**WRITTEN REQUEST**
Identify the lines that contain the string "group" and copy all of them.

[Stored data]
··········

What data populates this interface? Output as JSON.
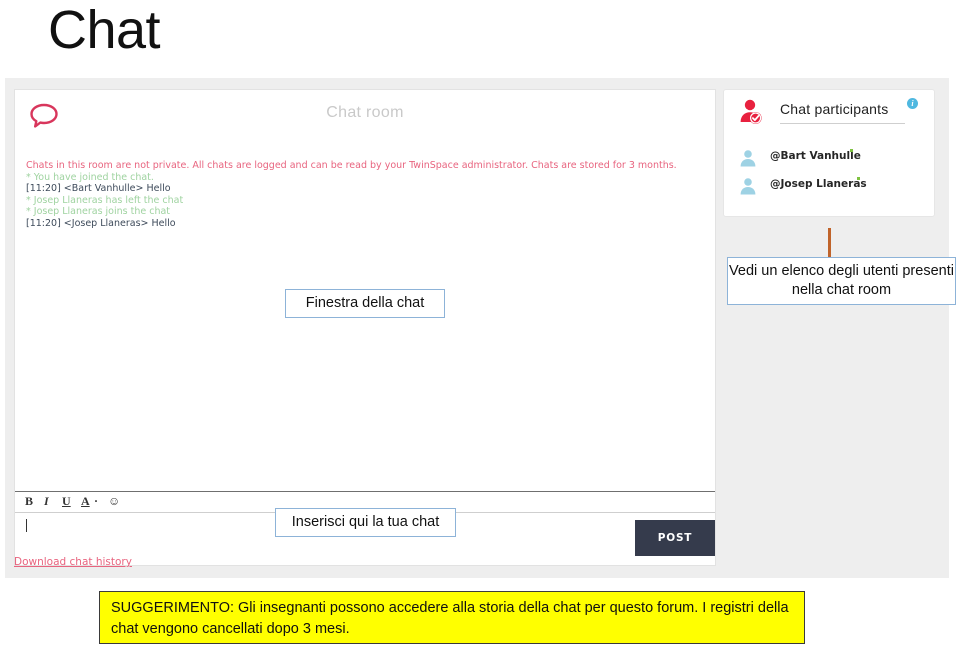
{
  "slide": {
    "title": "Chat"
  },
  "chat_card": {
    "bubble_icon": "speech-bubble-icon",
    "room_title": "Chat room",
    "log": [
      {
        "kind": "notice",
        "text": "Chats in this room are not private. All chats are logged and can be read by your TwinSpace administrator. Chats are stored for 3 months."
      },
      {
        "kind": "system",
        "text": "* You have joined the chat."
      },
      {
        "kind": "message",
        "text": "[11:20] <Bart Vanhulle>  Hello"
      },
      {
        "kind": "system",
        "text": "* Josep Llaneras has left the chat"
      },
      {
        "kind": "system",
        "text": "* Josep Llaneras joins the chat"
      },
      {
        "kind": "message",
        "text": "[11:20] <Josep Llaneras>  Hello"
      }
    ],
    "toolbar": {
      "bold": "B",
      "italic": "I",
      "underline": "U",
      "text_color": "A",
      "color_caret": "·",
      "emoji": "☺"
    },
    "composer": {
      "value": "",
      "placeholder": ""
    },
    "post_label": "POST",
    "download_label": "Download chat history"
  },
  "participants_card": {
    "header_icon": "user-check-icon",
    "title": "Chat participants",
    "info_icon_label": "i",
    "items": [
      {
        "avatar_icon": "user-icon",
        "name": "@Bart Vanhulle",
        "status": "online"
      },
      {
        "avatar_icon": "user-icon",
        "name": "@Josep Llaneras",
        "status": "online"
      }
    ]
  },
  "callouts": {
    "chat_window": "Finestra della chat",
    "insert_chat": "Inserisci qui la tua chat",
    "users_list": "Vedi un elenco degli utenti presenti nella chat room"
  },
  "tip": {
    "text": "SUGGERIMENTO: Gli insegnanti possono accedere alla storia della chat per questo forum. I registri della chat vengono cancellati dopo 3 mesi."
  },
  "colors": {
    "accent_red": "#e8647f",
    "post_button": "#353b4c",
    "tip_background": "#ffff00",
    "callout_border": "#8db3d8",
    "connector": "#c0632a",
    "status_dot": "#7fc241",
    "info_icon": "#4fb8e0"
  }
}
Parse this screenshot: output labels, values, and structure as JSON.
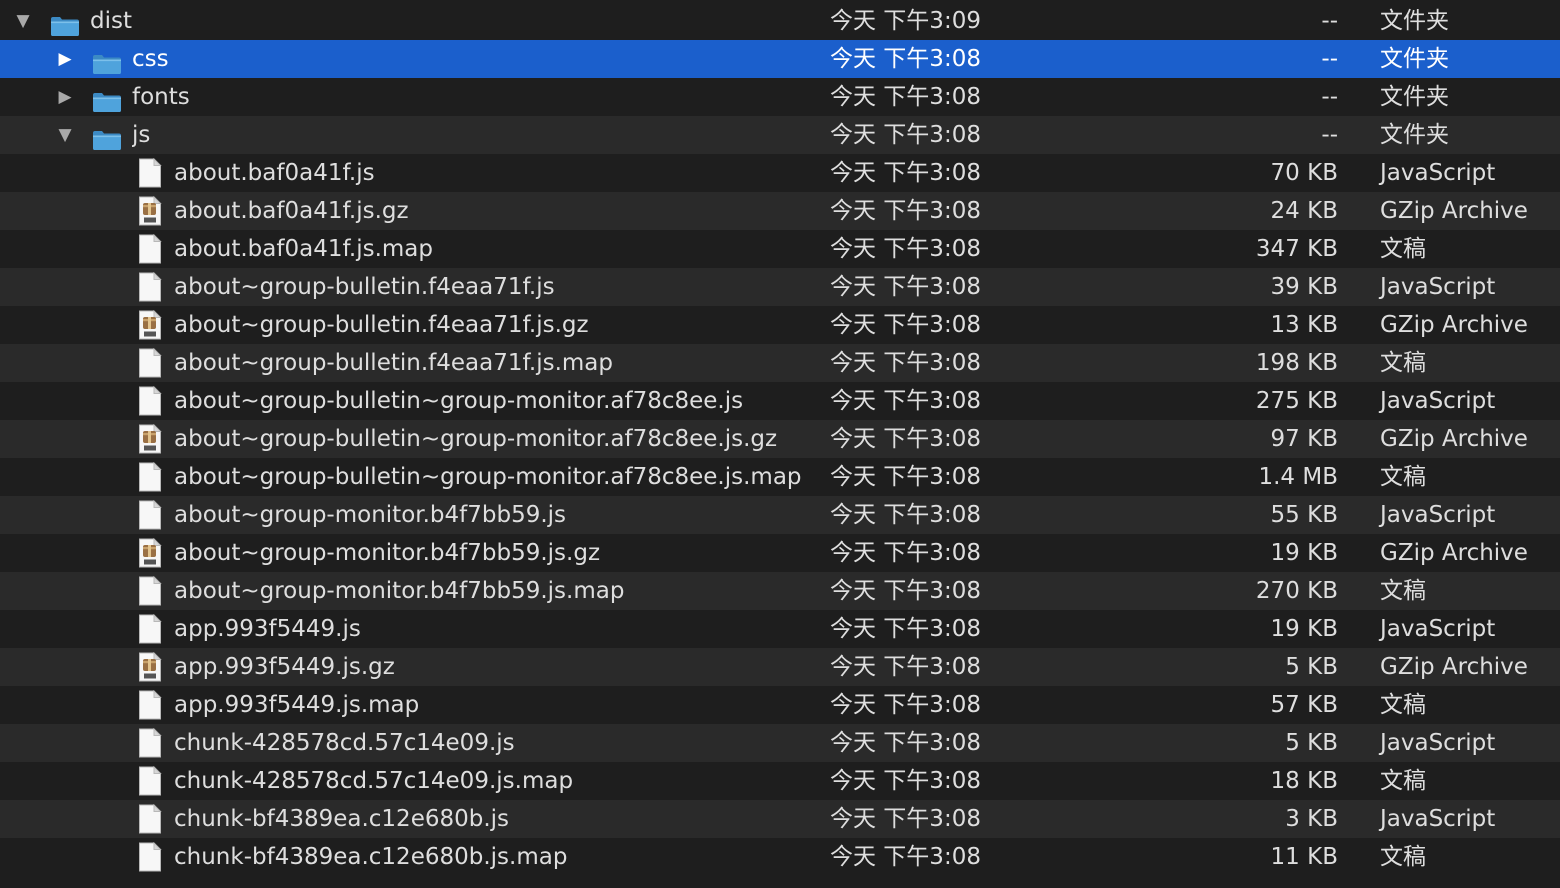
{
  "colors": {
    "background_odd": "#1e1e1e",
    "background_even": "#2a2a2a",
    "selection": "#1b5fcc",
    "text": "#dedede",
    "folder_blue": "#4fa3dc"
  },
  "rows": [
    {
      "name": "dist",
      "date": "今天 下午3:09",
      "size": "--",
      "kind": "文件夹",
      "icon": "folder-icon",
      "depth": 0,
      "disclosure": "open"
    },
    {
      "name": "css",
      "date": "今天 下午3:08",
      "size": "--",
      "kind": "文件夹",
      "icon": "folder-icon",
      "depth": 1,
      "disclosure": "closed",
      "selected": true
    },
    {
      "name": "fonts",
      "date": "今天 下午3:08",
      "size": "--",
      "kind": "文件夹",
      "icon": "folder-icon",
      "depth": 1,
      "disclosure": "closed"
    },
    {
      "name": "js",
      "date": "今天 下午3:08",
      "size": "--",
      "kind": "文件夹",
      "icon": "folder-icon",
      "depth": 1,
      "disclosure": "open"
    },
    {
      "name": "about.baf0a41f.js",
      "date": "今天 下午3:08",
      "size": "70 KB",
      "kind": "JavaScript",
      "icon": "document-icon",
      "depth": 2
    },
    {
      "name": "about.baf0a41f.js.gz",
      "date": "今天 下午3:08",
      "size": "24 KB",
      "kind": "GZip Archive",
      "icon": "gzip-archive-icon",
      "depth": 2
    },
    {
      "name": "about.baf0a41f.js.map",
      "date": "今天 下午3:08",
      "size": "347 KB",
      "kind": "文稿",
      "icon": "document-icon",
      "depth": 2
    },
    {
      "name": "about~group-bulletin.f4eaa71f.js",
      "date": "今天 下午3:08",
      "size": "39 KB",
      "kind": "JavaScript",
      "icon": "document-icon",
      "depth": 2
    },
    {
      "name": "about~group-bulletin.f4eaa71f.js.gz",
      "date": "今天 下午3:08",
      "size": "13 KB",
      "kind": "GZip Archive",
      "icon": "gzip-archive-icon",
      "depth": 2
    },
    {
      "name": "about~group-bulletin.f4eaa71f.js.map",
      "date": "今天 下午3:08",
      "size": "198 KB",
      "kind": "文稿",
      "icon": "document-icon",
      "depth": 2
    },
    {
      "name": "about~group-bulletin~group-monitor.af78c8ee.js",
      "date": "今天 下午3:08",
      "size": "275 KB",
      "kind": "JavaScript",
      "icon": "document-icon",
      "depth": 2
    },
    {
      "name": "about~group-bulletin~group-monitor.af78c8ee.js.gz",
      "date": "今天 下午3:08",
      "size": "97 KB",
      "kind": "GZip Archive",
      "icon": "gzip-archive-icon",
      "depth": 2
    },
    {
      "name": "about~group-bulletin~group-monitor.af78c8ee.js.map",
      "date": "今天 下午3:08",
      "size": "1.4 MB",
      "kind": "文稿",
      "icon": "document-icon",
      "depth": 2
    },
    {
      "name": "about~group-monitor.b4f7bb59.js",
      "date": "今天 下午3:08",
      "size": "55 KB",
      "kind": "JavaScript",
      "icon": "document-icon",
      "depth": 2
    },
    {
      "name": "about~group-monitor.b4f7bb59.js.gz",
      "date": "今天 下午3:08",
      "size": "19 KB",
      "kind": "GZip Archive",
      "icon": "gzip-archive-icon",
      "depth": 2
    },
    {
      "name": "about~group-monitor.b4f7bb59.js.map",
      "date": "今天 下午3:08",
      "size": "270 KB",
      "kind": "文稿",
      "icon": "document-icon",
      "depth": 2
    },
    {
      "name": "app.993f5449.js",
      "date": "今天 下午3:08",
      "size": "19 KB",
      "kind": "JavaScript",
      "icon": "document-icon",
      "depth": 2
    },
    {
      "name": "app.993f5449.js.gz",
      "date": "今天 下午3:08",
      "size": "5 KB",
      "kind": "GZip Archive",
      "icon": "gzip-archive-icon",
      "depth": 2
    },
    {
      "name": "app.993f5449.js.map",
      "date": "今天 下午3:08",
      "size": "57 KB",
      "kind": "文稿",
      "icon": "document-icon",
      "depth": 2
    },
    {
      "name": "chunk-428578cd.57c14e09.js",
      "date": "今天 下午3:08",
      "size": "5 KB",
      "kind": "JavaScript",
      "icon": "document-icon",
      "depth": 2
    },
    {
      "name": "chunk-428578cd.57c14e09.js.map",
      "date": "今天 下午3:08",
      "size": "18 KB",
      "kind": "文稿",
      "icon": "document-icon",
      "depth": 2
    },
    {
      "name": "chunk-bf4389ea.c12e680b.js",
      "date": "今天 下午3:08",
      "size": "3 KB",
      "kind": "JavaScript",
      "icon": "document-icon",
      "depth": 2
    },
    {
      "name": "chunk-bf4389ea.c12e680b.js.map",
      "date": "今天 下午3:08",
      "size": "11 KB",
      "kind": "文稿",
      "icon": "document-icon",
      "depth": 2
    }
  ]
}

··········

**THE COMPLETED TASK**
      "name": "about~group-bulletin.f4eaa71f.js",
      "name": "about~group-bulletin.f4eaa71f.js.gz",
      "name": "about~group-bulletin.f4eaa71f.js.map",
      "name": "about~group-bulletin~group-monitor.af78c8ee.js",
      "name": "about~group-bulletin~group-monitor.af78c8ee.js.gz",
      "name": "about~group-bulletin~group-monitor.af78c8ee.js.map",
      "name": "about~group-monitor.b4f7bb59.js",
      "name": "about~group-monitor.b4f7bb59.js.gz",
      "name": "about~group-monitor.b4f7bb59.js.map",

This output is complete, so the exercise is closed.